▸ TASK DESCRIPTION
Copy each line that contains the word "NASSOUR".

▸ RECORDS FOR PROCESSING
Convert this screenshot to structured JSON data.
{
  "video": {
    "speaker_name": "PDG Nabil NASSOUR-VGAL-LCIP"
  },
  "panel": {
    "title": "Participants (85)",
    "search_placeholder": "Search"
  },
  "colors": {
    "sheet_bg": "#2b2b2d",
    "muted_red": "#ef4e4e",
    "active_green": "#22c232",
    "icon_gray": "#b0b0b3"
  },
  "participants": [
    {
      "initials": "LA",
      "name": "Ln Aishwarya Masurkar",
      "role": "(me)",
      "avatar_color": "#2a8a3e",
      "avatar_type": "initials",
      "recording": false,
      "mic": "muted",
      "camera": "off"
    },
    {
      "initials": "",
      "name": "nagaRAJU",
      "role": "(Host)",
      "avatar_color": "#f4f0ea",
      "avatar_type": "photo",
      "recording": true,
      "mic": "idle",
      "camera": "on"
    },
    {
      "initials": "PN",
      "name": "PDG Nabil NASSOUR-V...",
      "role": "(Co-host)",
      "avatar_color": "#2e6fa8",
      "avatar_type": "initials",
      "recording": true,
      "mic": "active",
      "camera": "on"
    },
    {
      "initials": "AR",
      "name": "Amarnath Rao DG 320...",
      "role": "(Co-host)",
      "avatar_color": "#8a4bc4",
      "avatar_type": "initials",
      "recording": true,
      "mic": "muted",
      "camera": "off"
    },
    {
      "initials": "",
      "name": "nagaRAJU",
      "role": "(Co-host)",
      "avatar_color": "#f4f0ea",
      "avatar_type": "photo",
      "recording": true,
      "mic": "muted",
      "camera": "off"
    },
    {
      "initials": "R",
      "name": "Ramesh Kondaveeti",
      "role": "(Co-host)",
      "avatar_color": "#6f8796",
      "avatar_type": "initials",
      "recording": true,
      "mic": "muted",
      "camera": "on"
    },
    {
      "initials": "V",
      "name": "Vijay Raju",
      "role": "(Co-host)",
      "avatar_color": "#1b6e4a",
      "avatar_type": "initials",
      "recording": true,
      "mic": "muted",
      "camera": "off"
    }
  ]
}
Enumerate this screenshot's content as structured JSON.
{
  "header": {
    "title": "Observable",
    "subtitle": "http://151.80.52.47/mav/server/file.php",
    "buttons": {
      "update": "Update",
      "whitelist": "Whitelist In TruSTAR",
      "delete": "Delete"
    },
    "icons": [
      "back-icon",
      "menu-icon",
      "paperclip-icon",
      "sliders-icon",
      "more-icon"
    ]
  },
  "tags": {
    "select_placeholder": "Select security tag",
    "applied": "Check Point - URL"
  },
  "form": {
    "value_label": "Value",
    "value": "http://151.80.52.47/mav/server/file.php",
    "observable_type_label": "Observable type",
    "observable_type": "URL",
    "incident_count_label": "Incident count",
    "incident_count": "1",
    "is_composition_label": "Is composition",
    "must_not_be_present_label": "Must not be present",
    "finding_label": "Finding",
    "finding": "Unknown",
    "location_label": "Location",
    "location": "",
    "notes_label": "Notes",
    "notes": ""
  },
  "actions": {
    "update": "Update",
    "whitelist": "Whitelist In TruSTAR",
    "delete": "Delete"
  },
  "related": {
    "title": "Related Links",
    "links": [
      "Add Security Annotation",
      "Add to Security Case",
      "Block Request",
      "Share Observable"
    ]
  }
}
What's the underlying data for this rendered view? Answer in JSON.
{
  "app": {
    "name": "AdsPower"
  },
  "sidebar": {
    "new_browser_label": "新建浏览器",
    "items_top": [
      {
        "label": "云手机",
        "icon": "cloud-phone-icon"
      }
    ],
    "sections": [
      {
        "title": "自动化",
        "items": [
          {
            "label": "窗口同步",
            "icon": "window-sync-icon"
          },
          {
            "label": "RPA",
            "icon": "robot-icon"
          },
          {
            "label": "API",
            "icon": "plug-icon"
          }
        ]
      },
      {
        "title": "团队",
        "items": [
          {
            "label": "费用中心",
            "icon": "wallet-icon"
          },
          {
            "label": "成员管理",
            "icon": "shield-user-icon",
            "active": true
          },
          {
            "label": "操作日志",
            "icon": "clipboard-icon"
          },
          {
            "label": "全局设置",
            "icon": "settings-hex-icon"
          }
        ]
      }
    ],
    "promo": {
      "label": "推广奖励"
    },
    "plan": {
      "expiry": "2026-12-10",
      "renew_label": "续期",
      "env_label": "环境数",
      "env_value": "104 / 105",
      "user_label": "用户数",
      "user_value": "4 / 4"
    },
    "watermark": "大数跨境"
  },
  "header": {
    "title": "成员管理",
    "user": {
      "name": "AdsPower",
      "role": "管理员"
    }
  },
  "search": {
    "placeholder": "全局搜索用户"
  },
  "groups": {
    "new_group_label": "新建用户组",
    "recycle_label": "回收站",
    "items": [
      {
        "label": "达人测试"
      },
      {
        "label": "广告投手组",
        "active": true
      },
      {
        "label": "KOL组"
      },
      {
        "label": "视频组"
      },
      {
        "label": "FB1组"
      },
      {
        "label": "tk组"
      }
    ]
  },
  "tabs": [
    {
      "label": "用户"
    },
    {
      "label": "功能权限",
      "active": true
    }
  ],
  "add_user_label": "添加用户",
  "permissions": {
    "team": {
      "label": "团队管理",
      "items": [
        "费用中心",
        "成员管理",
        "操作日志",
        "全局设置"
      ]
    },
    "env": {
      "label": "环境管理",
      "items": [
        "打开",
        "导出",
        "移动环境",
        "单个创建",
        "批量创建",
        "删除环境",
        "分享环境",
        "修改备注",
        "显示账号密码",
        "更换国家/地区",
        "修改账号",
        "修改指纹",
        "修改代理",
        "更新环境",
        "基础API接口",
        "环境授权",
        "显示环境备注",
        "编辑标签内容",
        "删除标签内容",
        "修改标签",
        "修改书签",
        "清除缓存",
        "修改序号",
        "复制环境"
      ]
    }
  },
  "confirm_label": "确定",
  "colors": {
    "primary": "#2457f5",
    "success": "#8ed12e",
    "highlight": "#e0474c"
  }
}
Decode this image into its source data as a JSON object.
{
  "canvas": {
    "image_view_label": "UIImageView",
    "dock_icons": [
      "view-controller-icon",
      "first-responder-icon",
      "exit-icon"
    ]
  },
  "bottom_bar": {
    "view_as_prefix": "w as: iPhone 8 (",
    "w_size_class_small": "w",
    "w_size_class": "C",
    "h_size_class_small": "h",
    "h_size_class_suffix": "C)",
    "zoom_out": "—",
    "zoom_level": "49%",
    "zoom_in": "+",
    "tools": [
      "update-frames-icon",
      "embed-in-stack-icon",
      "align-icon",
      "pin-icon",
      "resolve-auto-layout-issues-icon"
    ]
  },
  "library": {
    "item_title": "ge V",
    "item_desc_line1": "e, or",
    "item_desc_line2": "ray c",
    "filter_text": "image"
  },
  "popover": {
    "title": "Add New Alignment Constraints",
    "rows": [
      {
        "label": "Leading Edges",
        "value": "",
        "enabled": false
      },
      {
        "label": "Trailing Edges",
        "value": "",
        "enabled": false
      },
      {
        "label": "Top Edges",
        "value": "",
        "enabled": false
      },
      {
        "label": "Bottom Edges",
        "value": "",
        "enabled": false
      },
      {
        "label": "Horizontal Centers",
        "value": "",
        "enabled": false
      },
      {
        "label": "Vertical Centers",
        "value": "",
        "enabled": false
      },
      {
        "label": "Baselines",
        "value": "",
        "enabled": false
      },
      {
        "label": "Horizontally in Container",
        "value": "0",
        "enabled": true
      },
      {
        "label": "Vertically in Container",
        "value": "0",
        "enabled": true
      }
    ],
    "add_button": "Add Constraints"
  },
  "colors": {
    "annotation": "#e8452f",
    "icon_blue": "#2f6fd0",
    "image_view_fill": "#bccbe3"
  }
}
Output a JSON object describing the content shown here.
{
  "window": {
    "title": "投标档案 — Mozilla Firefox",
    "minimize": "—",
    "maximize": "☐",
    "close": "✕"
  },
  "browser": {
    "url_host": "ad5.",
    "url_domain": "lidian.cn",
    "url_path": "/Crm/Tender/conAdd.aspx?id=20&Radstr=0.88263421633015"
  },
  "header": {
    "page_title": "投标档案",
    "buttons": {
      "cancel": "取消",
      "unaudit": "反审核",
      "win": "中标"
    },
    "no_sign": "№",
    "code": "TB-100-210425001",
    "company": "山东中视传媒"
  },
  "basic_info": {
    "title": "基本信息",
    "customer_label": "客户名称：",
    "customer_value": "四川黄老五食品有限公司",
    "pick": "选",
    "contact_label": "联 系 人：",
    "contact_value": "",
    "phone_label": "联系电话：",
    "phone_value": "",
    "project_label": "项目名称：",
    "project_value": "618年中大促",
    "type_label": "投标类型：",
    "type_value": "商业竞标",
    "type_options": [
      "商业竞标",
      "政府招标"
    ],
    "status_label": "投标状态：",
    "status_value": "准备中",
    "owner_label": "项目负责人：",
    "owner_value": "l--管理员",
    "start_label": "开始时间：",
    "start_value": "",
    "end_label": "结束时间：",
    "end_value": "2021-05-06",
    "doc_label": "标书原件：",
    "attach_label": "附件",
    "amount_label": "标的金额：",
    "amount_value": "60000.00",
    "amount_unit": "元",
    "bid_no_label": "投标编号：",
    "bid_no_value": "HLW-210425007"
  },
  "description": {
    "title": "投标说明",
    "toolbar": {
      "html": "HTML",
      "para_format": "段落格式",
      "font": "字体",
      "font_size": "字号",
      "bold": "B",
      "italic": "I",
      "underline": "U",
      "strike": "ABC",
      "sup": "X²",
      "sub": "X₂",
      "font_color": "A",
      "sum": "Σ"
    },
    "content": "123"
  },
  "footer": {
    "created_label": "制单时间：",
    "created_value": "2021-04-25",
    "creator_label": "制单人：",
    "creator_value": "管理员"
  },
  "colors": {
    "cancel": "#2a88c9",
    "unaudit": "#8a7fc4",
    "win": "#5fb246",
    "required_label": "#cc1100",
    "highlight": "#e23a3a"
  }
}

▸ EXPECTED OUTPUT
    "speaker_name": "PDG Nabil NASSOUR-VGAL-LCIP"
      "name": "PDG Nabil NASSOUR-V...",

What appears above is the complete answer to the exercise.